Omit all pictures. Quote the lines from the one with "Type out the text in this image." through the end of the listing below, exactly as they appear.

• Saved data entries
begin

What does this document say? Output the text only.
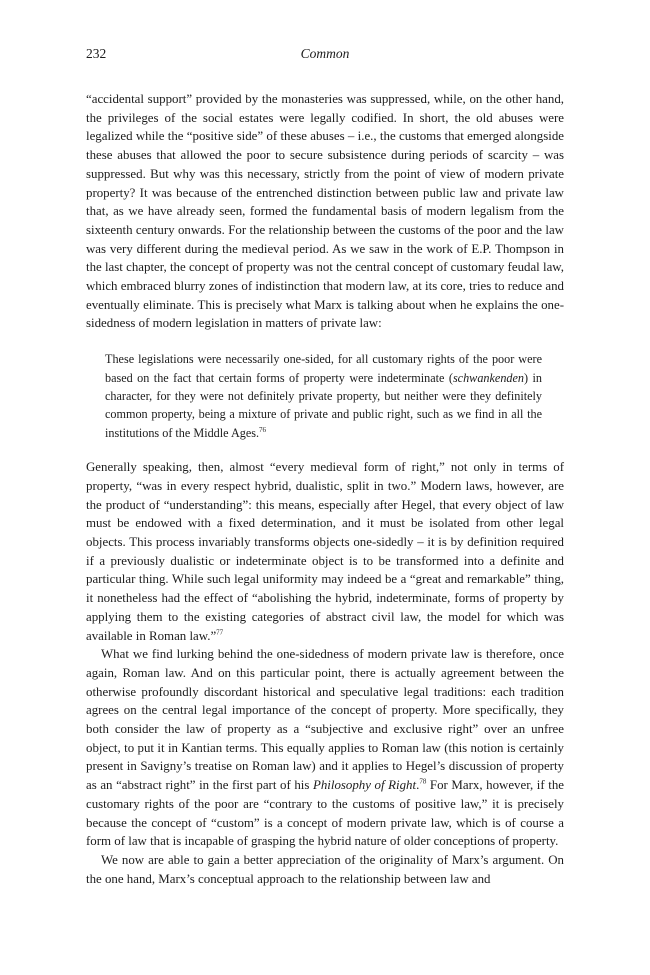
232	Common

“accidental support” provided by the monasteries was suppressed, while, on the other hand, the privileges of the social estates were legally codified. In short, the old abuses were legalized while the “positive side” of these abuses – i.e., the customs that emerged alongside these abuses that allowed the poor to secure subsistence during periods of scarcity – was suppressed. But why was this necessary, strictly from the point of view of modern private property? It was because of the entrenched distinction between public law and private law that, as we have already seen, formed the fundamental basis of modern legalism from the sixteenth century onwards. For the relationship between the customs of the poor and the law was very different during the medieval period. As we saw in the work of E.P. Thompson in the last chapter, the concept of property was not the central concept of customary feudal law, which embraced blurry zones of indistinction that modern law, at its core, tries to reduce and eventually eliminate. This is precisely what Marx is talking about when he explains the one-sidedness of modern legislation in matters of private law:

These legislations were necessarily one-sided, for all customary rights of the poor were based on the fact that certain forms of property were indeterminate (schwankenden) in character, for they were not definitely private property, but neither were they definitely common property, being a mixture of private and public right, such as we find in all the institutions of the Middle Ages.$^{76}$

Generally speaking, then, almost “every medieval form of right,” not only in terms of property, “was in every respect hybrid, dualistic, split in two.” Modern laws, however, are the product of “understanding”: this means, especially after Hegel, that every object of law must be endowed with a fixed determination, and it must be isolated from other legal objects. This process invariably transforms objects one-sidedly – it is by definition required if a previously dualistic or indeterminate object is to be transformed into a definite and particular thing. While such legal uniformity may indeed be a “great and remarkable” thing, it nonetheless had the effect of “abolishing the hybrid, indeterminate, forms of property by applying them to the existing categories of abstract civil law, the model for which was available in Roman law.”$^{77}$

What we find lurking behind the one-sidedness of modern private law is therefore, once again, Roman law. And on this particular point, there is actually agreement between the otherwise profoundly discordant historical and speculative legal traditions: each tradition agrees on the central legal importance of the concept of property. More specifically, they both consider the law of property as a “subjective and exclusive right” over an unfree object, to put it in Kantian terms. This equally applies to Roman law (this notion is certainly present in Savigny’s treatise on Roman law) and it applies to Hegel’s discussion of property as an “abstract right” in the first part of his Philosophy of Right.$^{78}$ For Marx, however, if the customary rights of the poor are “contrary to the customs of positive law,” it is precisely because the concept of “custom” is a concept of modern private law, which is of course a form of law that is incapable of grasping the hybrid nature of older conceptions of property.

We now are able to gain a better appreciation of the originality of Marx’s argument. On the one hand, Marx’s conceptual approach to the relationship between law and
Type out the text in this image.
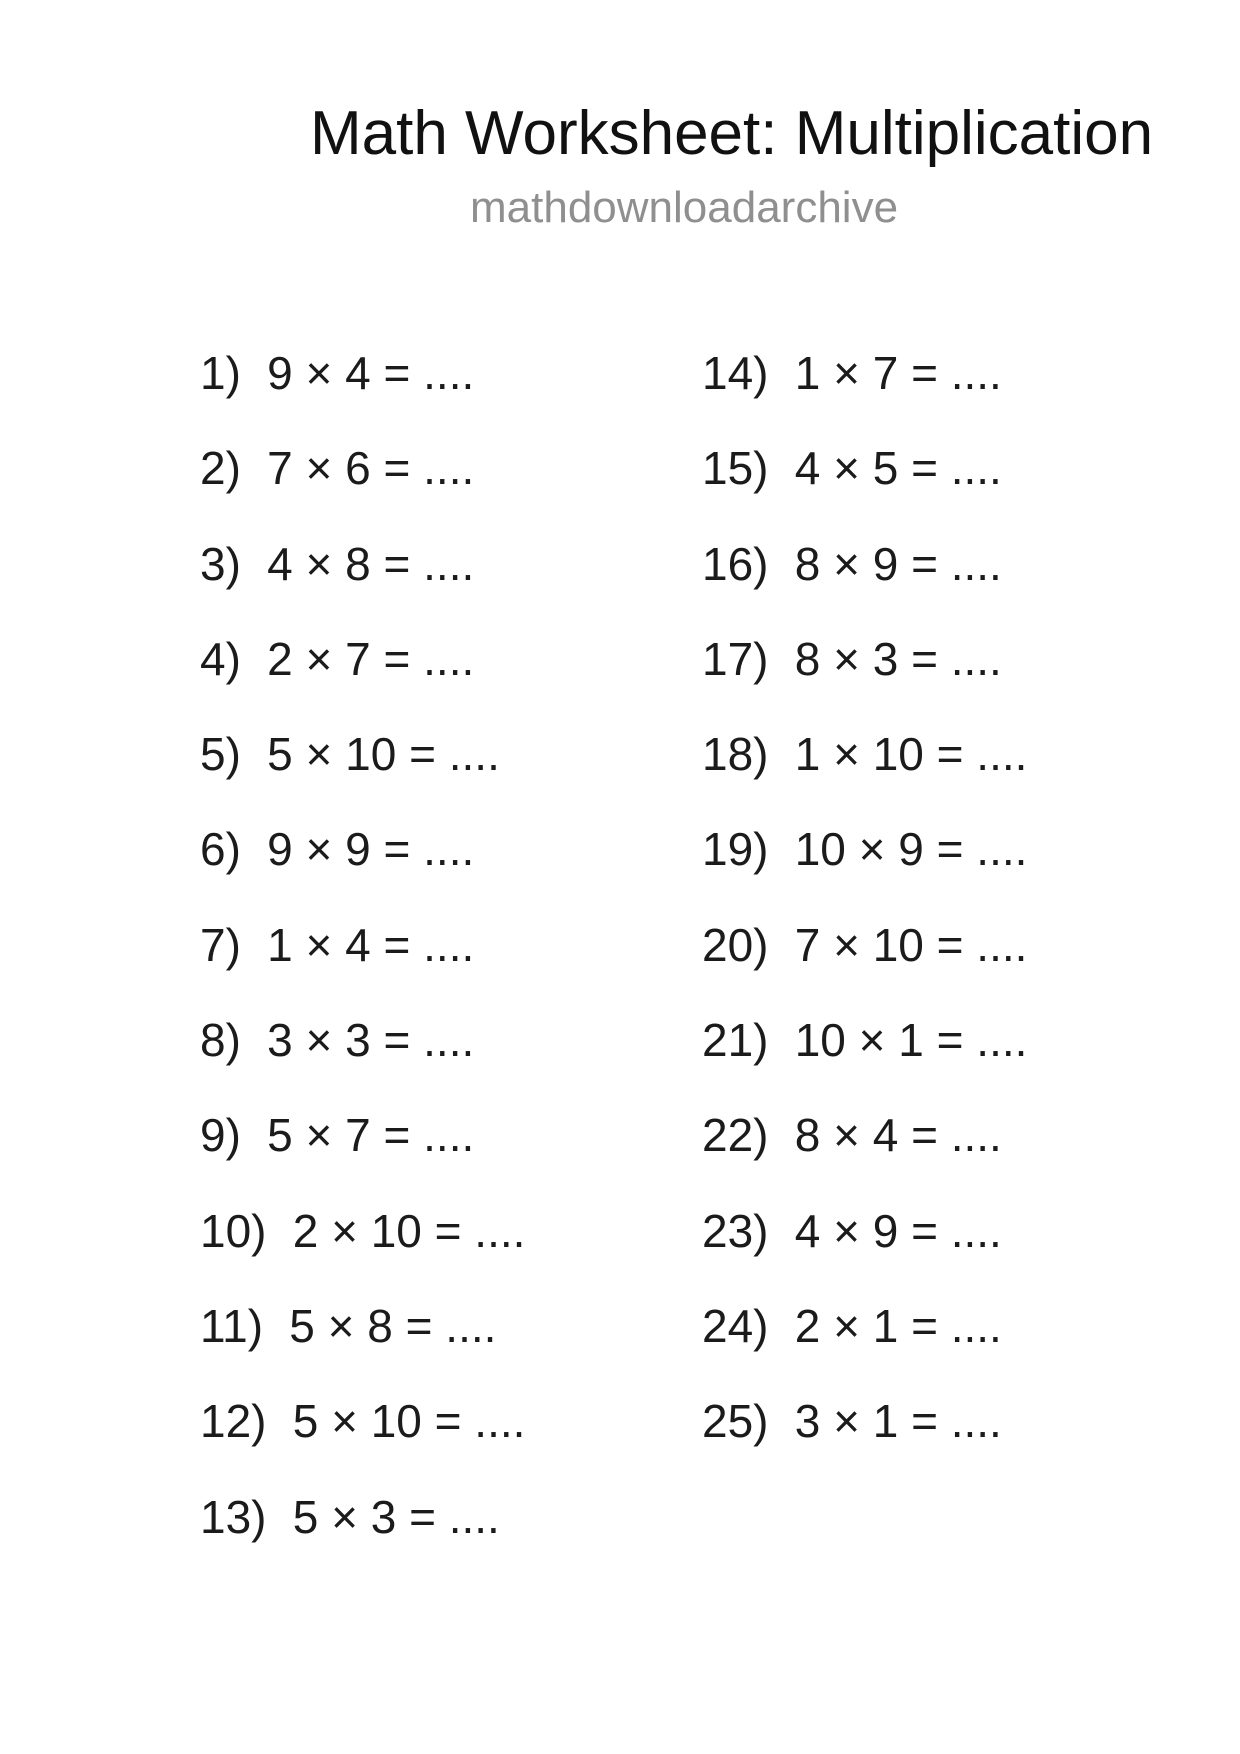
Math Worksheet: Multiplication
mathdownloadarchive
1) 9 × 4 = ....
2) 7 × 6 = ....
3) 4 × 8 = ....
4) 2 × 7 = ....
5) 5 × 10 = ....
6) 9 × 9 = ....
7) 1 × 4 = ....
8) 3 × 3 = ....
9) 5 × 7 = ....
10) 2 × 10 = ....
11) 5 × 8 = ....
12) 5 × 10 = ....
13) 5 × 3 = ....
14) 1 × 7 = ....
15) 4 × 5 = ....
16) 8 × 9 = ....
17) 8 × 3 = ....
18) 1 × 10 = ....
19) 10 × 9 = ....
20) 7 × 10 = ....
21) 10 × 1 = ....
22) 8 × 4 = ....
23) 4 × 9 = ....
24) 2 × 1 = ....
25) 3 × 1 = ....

end

• SOLVED EXERCISE
Type out the text in this image.
Math Worksheet: Multiplication
mathdownloadarchive
1) 9 × 4 = ....
2) 7 × 6 = ....
3) 4 × 8 = ....
4) 2 × 7 = ....
5) 5 × 10 = ....
6) 9 × 9 = ....
7) 1 × 4 = ....
8) 3 × 3 = ....
9) 5 × 7 = ....
10) 2 × 10 = ....
11) 5 × 8 = ....
12) 5 × 10 = ....
13) 5 × 3 = ....
14) 1 × 7 = ....
15) 4 × 5 = ....
16) 8 × 9 = ....
17) 8 × 3 = ....
18) 1 × 10 = ....
19) 10 × 9 = ....
20) 7 × 10 = ....
21) 10 × 1 = ....
22) 8 × 4 = ....
23) 4 × 9 = ....
24) 2 × 1 = ....
25) 3 × 1 = ....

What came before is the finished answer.